* BEGIN Source data *

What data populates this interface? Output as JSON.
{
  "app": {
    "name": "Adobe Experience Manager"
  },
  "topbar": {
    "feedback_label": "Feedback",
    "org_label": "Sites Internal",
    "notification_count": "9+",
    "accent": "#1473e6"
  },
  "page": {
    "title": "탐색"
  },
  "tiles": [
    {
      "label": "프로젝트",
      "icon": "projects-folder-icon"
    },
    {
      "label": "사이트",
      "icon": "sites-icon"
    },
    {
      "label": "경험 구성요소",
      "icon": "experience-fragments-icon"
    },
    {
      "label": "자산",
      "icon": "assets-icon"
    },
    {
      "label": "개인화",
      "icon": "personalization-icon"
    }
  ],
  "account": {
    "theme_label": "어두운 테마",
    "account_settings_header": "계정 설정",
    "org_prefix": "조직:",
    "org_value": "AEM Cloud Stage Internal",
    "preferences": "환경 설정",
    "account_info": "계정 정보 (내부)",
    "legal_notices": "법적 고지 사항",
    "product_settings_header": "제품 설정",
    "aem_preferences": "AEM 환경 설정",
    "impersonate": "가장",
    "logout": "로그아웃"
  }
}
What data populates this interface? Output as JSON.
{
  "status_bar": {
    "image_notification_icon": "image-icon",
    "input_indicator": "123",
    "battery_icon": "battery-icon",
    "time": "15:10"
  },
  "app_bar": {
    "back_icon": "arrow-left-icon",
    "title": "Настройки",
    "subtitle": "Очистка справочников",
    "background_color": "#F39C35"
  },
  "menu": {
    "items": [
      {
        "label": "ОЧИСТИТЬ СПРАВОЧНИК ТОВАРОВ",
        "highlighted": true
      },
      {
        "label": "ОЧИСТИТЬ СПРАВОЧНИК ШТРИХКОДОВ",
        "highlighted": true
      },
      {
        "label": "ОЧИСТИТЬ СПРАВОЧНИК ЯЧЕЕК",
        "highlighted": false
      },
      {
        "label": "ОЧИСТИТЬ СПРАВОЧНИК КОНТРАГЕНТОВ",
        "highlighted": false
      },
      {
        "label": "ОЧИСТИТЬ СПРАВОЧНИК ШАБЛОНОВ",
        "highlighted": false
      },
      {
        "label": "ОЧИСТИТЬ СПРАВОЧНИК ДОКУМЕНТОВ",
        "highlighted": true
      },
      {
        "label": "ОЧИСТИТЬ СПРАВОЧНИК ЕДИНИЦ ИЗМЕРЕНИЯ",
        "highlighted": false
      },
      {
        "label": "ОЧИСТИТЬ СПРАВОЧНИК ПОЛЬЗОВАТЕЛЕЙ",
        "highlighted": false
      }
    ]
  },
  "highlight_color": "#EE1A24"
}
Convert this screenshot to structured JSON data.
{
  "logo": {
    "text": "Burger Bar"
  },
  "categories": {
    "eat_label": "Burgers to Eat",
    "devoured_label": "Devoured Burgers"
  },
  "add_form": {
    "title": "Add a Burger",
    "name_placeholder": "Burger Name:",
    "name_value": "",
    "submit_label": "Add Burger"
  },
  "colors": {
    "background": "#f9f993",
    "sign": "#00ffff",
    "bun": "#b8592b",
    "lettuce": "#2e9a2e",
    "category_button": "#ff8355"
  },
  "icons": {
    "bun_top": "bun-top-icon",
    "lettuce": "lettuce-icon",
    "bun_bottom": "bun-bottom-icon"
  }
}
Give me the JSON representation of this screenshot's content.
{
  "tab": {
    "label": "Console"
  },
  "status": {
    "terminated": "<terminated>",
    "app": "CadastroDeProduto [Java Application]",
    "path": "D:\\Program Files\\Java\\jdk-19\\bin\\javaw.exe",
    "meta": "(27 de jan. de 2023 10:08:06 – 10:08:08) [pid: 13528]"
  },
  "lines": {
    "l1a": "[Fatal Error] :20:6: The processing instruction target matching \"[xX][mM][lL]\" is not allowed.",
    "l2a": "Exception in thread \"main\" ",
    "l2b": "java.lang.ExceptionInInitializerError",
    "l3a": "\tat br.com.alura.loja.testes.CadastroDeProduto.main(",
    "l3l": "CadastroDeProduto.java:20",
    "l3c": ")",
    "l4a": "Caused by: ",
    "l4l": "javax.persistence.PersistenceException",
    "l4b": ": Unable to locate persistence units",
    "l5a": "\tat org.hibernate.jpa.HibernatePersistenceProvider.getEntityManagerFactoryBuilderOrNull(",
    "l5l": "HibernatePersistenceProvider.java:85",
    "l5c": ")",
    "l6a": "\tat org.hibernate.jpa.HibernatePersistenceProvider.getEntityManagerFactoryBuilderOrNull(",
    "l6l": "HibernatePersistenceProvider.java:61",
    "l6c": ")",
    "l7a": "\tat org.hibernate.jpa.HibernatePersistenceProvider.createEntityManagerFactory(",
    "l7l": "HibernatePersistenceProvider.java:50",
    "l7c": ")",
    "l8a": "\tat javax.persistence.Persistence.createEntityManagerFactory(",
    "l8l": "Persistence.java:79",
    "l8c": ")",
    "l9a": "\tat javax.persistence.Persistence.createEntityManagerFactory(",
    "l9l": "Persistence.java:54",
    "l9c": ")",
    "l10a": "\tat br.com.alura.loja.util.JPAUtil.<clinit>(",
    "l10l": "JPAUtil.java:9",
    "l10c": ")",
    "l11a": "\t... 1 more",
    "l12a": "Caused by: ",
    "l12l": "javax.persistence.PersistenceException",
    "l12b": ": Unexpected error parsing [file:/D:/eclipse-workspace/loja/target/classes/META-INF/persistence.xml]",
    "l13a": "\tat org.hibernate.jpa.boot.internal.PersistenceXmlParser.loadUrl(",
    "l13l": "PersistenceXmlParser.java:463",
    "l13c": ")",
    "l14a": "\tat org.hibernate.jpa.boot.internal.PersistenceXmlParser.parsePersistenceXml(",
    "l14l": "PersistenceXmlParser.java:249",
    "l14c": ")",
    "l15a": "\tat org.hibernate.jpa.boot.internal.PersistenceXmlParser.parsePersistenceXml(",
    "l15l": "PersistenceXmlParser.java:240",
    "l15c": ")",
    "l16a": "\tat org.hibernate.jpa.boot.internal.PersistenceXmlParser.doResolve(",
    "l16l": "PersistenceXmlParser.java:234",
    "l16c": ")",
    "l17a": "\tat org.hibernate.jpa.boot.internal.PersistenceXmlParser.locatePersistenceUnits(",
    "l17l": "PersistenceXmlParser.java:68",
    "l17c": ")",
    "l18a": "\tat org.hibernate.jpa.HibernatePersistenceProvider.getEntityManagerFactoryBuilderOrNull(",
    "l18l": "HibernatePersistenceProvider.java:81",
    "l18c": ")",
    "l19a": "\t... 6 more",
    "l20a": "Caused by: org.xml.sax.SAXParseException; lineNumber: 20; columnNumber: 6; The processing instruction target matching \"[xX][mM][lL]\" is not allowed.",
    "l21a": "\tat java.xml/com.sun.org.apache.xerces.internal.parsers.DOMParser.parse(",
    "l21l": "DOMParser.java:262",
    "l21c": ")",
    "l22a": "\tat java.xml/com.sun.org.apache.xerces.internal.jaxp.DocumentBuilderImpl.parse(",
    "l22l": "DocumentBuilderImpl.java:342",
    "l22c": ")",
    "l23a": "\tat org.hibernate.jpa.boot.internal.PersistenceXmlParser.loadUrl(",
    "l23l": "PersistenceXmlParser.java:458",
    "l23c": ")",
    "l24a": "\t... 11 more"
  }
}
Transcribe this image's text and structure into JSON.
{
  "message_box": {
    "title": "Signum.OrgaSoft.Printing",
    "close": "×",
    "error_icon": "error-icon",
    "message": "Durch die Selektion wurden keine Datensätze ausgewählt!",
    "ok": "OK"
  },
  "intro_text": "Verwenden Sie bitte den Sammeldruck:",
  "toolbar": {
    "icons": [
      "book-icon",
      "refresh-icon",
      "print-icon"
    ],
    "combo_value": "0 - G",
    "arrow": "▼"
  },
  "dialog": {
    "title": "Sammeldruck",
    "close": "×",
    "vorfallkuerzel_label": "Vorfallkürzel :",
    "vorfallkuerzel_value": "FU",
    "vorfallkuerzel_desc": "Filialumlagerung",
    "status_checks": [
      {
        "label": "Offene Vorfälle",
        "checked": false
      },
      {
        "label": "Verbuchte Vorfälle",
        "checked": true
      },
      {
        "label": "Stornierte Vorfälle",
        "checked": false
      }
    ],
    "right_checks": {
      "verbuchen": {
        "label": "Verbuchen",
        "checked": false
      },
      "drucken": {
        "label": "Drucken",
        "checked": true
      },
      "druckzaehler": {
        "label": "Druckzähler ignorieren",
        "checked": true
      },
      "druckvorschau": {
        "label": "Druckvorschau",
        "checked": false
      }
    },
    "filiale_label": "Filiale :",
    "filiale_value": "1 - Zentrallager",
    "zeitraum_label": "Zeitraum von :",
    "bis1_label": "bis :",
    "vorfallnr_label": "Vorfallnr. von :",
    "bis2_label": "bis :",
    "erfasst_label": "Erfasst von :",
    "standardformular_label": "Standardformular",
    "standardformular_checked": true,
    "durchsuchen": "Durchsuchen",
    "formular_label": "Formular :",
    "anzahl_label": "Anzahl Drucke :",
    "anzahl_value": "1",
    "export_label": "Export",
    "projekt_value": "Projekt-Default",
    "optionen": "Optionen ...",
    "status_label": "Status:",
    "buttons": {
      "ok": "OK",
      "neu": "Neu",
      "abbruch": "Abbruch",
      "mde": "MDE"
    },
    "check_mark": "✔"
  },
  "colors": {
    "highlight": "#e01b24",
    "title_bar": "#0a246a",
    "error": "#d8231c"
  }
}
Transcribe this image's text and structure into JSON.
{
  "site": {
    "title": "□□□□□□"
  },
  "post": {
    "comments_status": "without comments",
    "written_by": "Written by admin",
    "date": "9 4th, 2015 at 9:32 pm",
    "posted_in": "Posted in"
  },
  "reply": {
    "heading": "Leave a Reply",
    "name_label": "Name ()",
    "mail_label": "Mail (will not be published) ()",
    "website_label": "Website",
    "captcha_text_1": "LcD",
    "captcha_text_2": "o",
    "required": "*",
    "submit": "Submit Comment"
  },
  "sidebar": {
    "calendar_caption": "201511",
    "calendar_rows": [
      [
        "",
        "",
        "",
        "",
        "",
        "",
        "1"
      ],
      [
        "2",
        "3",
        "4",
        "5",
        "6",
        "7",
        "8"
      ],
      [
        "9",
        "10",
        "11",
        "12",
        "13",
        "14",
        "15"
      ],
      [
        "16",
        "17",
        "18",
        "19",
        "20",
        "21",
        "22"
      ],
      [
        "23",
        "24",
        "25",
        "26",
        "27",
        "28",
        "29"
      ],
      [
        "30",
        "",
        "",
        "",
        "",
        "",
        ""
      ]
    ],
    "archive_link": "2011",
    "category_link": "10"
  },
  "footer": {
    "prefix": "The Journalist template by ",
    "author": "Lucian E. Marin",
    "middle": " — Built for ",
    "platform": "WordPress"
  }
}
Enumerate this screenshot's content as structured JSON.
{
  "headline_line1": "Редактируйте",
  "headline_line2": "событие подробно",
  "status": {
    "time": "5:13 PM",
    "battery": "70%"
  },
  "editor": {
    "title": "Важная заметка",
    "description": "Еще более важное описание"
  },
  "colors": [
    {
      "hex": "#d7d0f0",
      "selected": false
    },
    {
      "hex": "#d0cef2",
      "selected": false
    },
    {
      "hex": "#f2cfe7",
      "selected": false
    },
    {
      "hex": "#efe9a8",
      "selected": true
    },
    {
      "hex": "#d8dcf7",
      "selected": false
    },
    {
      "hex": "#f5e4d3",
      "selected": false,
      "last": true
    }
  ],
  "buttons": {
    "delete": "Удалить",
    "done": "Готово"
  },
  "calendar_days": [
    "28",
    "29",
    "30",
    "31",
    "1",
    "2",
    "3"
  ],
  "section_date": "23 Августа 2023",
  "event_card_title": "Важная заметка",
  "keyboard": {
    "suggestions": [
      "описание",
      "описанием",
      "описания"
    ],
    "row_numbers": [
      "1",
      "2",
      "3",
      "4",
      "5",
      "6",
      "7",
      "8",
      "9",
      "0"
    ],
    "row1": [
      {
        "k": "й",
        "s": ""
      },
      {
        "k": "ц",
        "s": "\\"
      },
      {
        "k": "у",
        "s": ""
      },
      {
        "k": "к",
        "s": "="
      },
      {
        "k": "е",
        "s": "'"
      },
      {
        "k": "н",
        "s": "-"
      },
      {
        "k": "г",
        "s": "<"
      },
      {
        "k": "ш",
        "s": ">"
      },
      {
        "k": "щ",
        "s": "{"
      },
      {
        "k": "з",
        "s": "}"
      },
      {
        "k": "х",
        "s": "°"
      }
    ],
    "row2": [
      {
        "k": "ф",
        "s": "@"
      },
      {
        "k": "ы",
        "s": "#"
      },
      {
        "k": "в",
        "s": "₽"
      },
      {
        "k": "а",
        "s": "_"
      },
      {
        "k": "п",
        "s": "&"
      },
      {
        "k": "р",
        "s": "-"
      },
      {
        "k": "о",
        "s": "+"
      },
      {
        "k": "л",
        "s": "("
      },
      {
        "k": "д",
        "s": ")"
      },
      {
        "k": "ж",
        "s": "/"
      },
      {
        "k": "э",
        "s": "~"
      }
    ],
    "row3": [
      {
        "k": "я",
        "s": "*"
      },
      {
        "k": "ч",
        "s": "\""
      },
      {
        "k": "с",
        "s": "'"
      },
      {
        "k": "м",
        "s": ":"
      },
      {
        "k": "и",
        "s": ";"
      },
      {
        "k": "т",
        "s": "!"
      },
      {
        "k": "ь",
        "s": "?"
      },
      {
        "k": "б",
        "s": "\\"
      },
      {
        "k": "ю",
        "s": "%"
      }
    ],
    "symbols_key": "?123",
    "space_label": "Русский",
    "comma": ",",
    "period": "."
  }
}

* END Source data *

**Instruction:**
Search the data above for the word "xerces", then gather each line in which it appears.

**The response:**
    "l21a": "\tat java.xml/com.sun.org.apache.xerces.internal.parsers.DOMParser.parse(",
    "l22a": "\tat java.xml/com.sun.org.apache.xerces.internal.jaxp.DocumentBuilderImpl.parse(",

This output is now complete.